* [Given instruction]:
Take the entries below and print all of them exactly, please.

* [Supplied material]:
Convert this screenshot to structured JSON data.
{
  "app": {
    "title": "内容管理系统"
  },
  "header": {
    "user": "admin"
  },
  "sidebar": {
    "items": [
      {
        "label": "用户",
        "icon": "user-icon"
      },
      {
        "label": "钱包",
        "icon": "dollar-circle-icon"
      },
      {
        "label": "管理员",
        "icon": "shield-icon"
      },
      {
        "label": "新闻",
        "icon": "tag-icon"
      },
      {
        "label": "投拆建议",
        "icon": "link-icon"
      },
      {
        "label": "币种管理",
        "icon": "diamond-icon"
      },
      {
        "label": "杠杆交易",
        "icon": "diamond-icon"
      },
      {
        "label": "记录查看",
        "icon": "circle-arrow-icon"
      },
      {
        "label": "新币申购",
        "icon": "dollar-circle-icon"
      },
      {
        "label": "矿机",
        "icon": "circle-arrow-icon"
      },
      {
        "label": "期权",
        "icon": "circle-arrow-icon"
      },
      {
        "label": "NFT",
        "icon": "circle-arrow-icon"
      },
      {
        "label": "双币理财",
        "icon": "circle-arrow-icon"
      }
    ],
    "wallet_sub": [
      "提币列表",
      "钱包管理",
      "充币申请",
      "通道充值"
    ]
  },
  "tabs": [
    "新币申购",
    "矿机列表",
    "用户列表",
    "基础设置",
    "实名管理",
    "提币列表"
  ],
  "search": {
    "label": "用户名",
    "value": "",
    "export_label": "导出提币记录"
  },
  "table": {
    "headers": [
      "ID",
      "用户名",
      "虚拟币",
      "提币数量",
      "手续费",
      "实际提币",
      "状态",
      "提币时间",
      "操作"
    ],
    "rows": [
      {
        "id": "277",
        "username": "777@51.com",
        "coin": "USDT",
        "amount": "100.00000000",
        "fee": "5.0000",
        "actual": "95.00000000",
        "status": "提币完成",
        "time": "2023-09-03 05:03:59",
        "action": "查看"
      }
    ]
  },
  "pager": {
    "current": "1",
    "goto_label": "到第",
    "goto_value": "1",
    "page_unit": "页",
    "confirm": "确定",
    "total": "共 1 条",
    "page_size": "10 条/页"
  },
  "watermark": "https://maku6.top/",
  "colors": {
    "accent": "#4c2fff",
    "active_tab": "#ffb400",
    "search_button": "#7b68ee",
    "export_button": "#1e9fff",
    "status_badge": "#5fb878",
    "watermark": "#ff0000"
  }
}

* [Solution for this exercise]:
Convert this screenshot to structured JSON data.
{
  "app": {
    "title": "内容管理系统"
  },
  "header": {
    "user": "admin"
  },
  "sidebar": {
    "items": [
      {
        "label": "用户",
        "icon": "user-icon"
      },
      {
        "label": "钱包",
        "icon": "dollar-circle-icon"
      },
      {
        "label": "管理员",
        "icon": "shield-icon"
      },
      {
        "label": "新闻",
        "icon": "tag-icon"
      },
      {
        "label": "投拆建议",
        "icon": "link-icon"
      },
      {
        "label": "币种管理",
        "icon": "diamond-icon"
      },
      {
        "label": "杠杆交易",
        "icon": "diamond-icon"
      },
      {
        "label": "记录查看",
        "icon": "circle-arrow-icon"
      },
      {
        "label": "新币申购",
        "icon": "dollar-circle-icon"
      },
      {
        "label": "矿机",
        "icon": "circle-arrow-icon"
      },
      {
        "label": "期权",
        "icon": "circle-arrow-icon"
      },
      {
        "label": "NFT",
        "icon": "circle-arrow-icon"
      },
      {
        "label": "双币理财",
        "icon": "circle-arrow-icon"
      }
    ],
    "wallet_sub": [
      "提币列表",
      "钱包管理",
      "充币申请",
      "通道充值"
    ]
  },
  "tabs": [
    "新币申购",
    "矿机列表",
    "用户列表",
    "基础设置",
    "实名管理",
    "提币列表"
  ],
  "search": {
    "label": "用户名",
    "value": "",
    "export_label": "导出提币记录"
  },
  "table": {
    "headers": [
      "ID",
      "用户名",
      "虚拟币",
      "提币数量",
      "手续费",
      "实际提币",
      "状态",
      "提币时间",
      "操作"
    ],
    "rows": [
      {
        "id": "277",
        "username": "777@51.com",
        "coin": "USDT",
        "amount": "100.00000000",
        "fee": "5.0000",
        "actual": "95.00000000",
        "status": "提币完成",
        "time": "2023-09-03 05:03:59",
        "action": "查看"
      }
    ]
  },
  "pager": {
    "current": "1",
    "goto_label": "到第",
    "goto_value": "1",
    "page_unit": "页",
    "confirm": "确定",
    "total": "共 1 条",
    "page_size": "10 条/页"
  },
  "watermark": "https://maku6.top/",
  "colors": {
    "accent": "#4c2fff",
    "active_tab": "#ffb400",
    "search_button": "#7b68ee",
    "export_button": "#1e9fff",
    "status_badge": "#5fb878",
    "watermark": "#ff0000"
  }
}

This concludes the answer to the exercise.